Records shown:
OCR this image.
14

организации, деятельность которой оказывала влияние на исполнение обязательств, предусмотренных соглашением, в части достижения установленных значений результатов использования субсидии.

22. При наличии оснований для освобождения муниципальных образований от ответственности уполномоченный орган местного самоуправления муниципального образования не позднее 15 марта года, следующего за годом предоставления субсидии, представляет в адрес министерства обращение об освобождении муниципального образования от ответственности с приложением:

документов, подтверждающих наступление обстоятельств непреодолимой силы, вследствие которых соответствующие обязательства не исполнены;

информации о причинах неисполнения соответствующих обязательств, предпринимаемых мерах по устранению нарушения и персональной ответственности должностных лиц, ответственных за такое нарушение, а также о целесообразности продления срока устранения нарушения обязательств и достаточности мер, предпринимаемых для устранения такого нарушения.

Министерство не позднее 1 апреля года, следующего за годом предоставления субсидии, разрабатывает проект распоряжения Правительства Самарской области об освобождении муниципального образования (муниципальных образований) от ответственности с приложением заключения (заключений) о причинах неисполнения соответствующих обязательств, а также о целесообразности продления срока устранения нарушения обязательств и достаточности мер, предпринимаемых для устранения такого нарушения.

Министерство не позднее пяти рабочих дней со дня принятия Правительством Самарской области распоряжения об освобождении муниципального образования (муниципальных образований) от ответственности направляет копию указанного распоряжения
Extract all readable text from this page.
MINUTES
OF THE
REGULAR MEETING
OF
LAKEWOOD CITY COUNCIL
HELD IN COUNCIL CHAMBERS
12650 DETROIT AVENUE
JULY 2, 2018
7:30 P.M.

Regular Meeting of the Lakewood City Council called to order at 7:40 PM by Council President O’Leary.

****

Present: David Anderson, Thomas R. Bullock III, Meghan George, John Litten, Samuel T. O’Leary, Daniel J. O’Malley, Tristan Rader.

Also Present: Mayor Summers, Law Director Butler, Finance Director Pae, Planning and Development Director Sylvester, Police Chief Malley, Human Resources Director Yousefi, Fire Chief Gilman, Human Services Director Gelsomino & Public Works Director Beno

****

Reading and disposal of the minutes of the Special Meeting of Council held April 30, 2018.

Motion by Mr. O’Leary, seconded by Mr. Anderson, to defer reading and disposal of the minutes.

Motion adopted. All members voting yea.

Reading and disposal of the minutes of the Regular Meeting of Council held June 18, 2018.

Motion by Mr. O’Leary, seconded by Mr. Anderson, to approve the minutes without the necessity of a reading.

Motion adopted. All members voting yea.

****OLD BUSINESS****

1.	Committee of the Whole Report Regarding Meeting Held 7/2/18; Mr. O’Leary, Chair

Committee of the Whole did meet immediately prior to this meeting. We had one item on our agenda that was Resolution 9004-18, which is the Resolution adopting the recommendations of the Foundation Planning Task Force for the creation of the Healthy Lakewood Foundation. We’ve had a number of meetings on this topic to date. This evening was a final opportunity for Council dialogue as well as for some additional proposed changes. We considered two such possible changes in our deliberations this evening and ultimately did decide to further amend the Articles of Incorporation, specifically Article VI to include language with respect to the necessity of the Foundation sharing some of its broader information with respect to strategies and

Directive: All of the lines above need to be given again exactly.

Solution to this problem:
OCR this image.
14

организации, деятельность которой оказывала влияние на исполнение обязательств, предусмотренных соглашением, в части достижения установленных значений результатов использования субсидии.

22. При наличии оснований для освобождения муниципальных образований от ответственности уполномоченный орган местного самоуправления муниципального образования не позднее 15 марта года, следующего за годом предоставления субсидии, представляет в адрес министерства обращение об освобождении муниципального образования от ответственности с приложением:

документов, подтверждающих наступление обстоятельств непреодолимой силы, вследствие которых соответствующие обязательства не исполнены;

информации о причинах неисполнения соответствующих обязательств, предпринимаемых мерах по устранению нарушения и персональной ответственности должностных лиц, ответственных за такое нарушение, а также о целесообразности продления срока устранения нарушения обязательств и достаточности мер, предпринимаемых для устранения такого нарушения.

Министерство не позднее 1 апреля года, следующего за годом предоставления субсидии, разрабатывает проект распоряжения Правительства Самарской области об освобождении муниципального образования (муниципальных образований) от ответственности с приложением заключения (заключений) о причинах неисполнения соответствующих обязательств, а также о целесообразности продления срока устранения нарушения обязательств и достаточности мер, предпринимаемых для устранения такого нарушения.

Министерство не позднее пяти рабочих дней со дня принятия Правительством Самарской области распоряжения об освобождении муниципального образования (муниципальных образований) от ответственности направляет копию указанного распоряжения
Extract all readable text from this page.
MINUTES
OF THE
REGULAR MEETING
OF
LAKEWOOD CITY COUNCIL
HELD IN COUNCIL CHAMBERS
12650 DETROIT AVENUE
JULY 2, 2018
7:30 P.M.

Regular Meeting of the Lakewood City Council called to order at 7:40 PM by Council President O’Leary.

****

Present: David Anderson, Thomas R. Bullock III, Meghan George, John Litten, Samuel T. O’Leary, Daniel J. O’Malley, Tristan Rader.

Also Present: Mayor Summers, Law Director Butler, Finance Director Pae, Planning and Development Director Sylvester, Police Chief Malley, Human Resources Director Yousefi, Fire Chief Gilman, Human Services Director Gelsomino & Public Works Director Beno

****

Reading and disposal of the minutes of the Special Meeting of Council held April 30, 2018.

Motion by Mr. O’Leary, seconded by Mr. Anderson, to defer reading and disposal of the minutes.

Motion adopted. All members voting yea.

Reading and disposal of the minutes of the Regular Meeting of Council held June 18, 2018.

Motion by Mr. O’Leary, seconded by Mr. Anderson, to approve the minutes without the necessity of a reading.

Motion adopted. All members voting yea.

****OLD BUSINESS****

1.	Committee of the Whole Report Regarding Meeting Held 7/2/18; Mr. O’Leary, Chair

Committee of the Whole did meet immediately prior to this meeting. We had one item on our agenda that was Resolution 9004-18, which is the Resolution adopting the recommendations of the Foundation Planning Task Force for the creation of the Healthy Lakewood Foundation. We’ve had a number of meetings on this topic to date. This evening was a final opportunity for Council dialogue as well as for some additional proposed changes. We considered two such possible changes in our deliberations this evening and ultimately did decide to further amend the Articles of Incorporation, specifically Article VI to include language with respect to the necessity of the Foundation sharing some of its broader information with respect to strategies and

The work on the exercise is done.